── Exercise material ──
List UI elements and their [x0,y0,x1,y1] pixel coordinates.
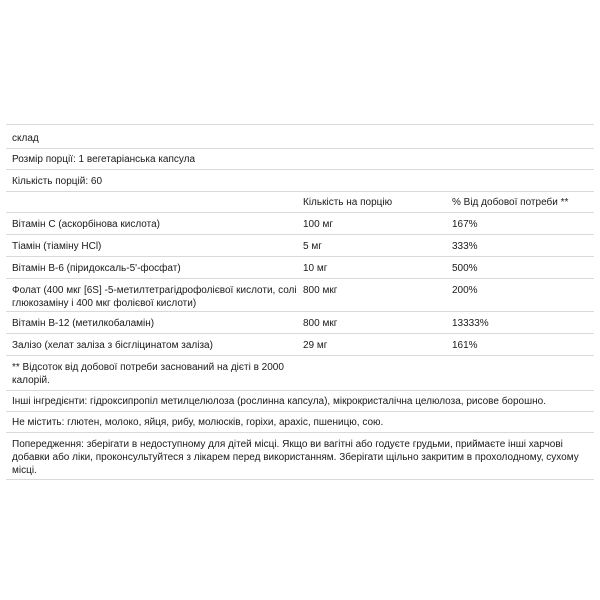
nutrient-name: Фолат (400 мкг [6S] -5-метилтетрагідрофолієвої кислоти, солі глюкозаміну і 400 мкг фолієвої кислоти) [12,285,297,309]
warning-row [6,432,594,480]
daily-value-footnote: ** Відсоток від добової потреби заснований на дієті в 2000 калорій. [12,362,284,386]
warning: Попередження: зберігати в недоступному для дітей місці. Якщо ви вагітні або годуєте грудьми, приймаєте інші харчові добавки або ліки, проконсультуйтеся з лікарем перед використанням. Зберігати щільно закритим в прохолодному, сухому місці. [12,439,579,476]
column-header-amount: Кількість на порцію [303,197,393,208]
column-header-daily-value: % Від добової потреби ** [452,197,569,208]
nutrient-daily-value: 500% [452,263,478,274]
nutrient-daily-value: 167% [452,219,478,230]
composition-title-row [6,124,594,148]
footnote-row [6,355,594,390]
servings-count: Кількість порцій: 60 [12,176,103,187]
composition-title: склад [12,133,39,144]
nutrient-daily-value: 333% [452,241,478,252]
table-row [6,256,594,278]
serving-size: Розмір порції: 1 вегетаріанська капсула [12,154,196,165]
nutrient-amount: 800 мкг [303,318,338,329]
nutrient-name: Тіамін (тіаміну HCl) [12,241,102,252]
nutrient-daily-value: 161% [452,340,478,351]
other-ingredients: Інші інгредієнти: гідроксипропіл метилцелюлоза (рослинна капсула), мікрокристалічна целюлоза, рисове борошно. [12,396,546,407]
nutrient-name: Вітамін B-6 (піридоксаль-5'-фосфат) [12,263,181,274]
nutrient-amount: 5 мг [303,241,322,252]
table-row [6,212,594,234]
nutrient-name: Вітамін C (аскорбінова кислота) [12,219,161,230]
nutrient-amount: 10 мг [303,263,328,274]
nutrient-daily-value: 13333% [452,318,489,329]
table-row [6,234,594,256]
nutrient-amount: 29 мг [303,340,328,351]
nutrient-amount: 100 мг [303,219,333,230]
free-from: Не містить: глютен, молоко, яйця, рибу, молюсків, горіхи, арахіс, пшеницю, сою. [12,417,384,428]
table-row [6,278,594,311]
nutrient-daily-value: 200% [452,285,478,296]
table-header-row [6,191,594,212]
serving-size-row [6,148,594,169]
supplement-facts-panel [6,124,594,480]
servings-count-row [6,169,594,191]
table-row [6,311,594,333]
nutrient-name: Залізо (хелат заліза з бісгліцинатом заліза) [12,340,213,351]
other-ingredients-row [6,390,594,411]
nutrient-name: Вітамін B-12 (метилкобаламін) [12,318,155,329]
free-from-row [6,411,594,432]
nutrient-amount: 800 мкг [303,285,338,296]
table-row [6,333,594,355]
───
Extract every line of the records that contains the word "name", matching case exactly.

# [Correct response]
nutrient-name: Фолат (400 мкг [6S] -5-метилтетрагідрофолієвої кислоти, солі глюкозаміну і 400 мкг фолієвої кислоти) [12,285,297,309]
nutrient-name: Тіамін (тіаміну HCl) [12,241,102,252]
nutrient-name: Вітамін B-6 (піридоксаль-5'-фосфат) [12,263,181,274]
nutrient-name: Вітамін C (аскорбінова кислота) [12,219,161,230]
nutrient-name: Залізо (хелат заліза з бісгліцинатом заліза) [12,340,213,351]
nutrient-name: Вітамін B-12 (метилкобаламін) [12,318,155,329]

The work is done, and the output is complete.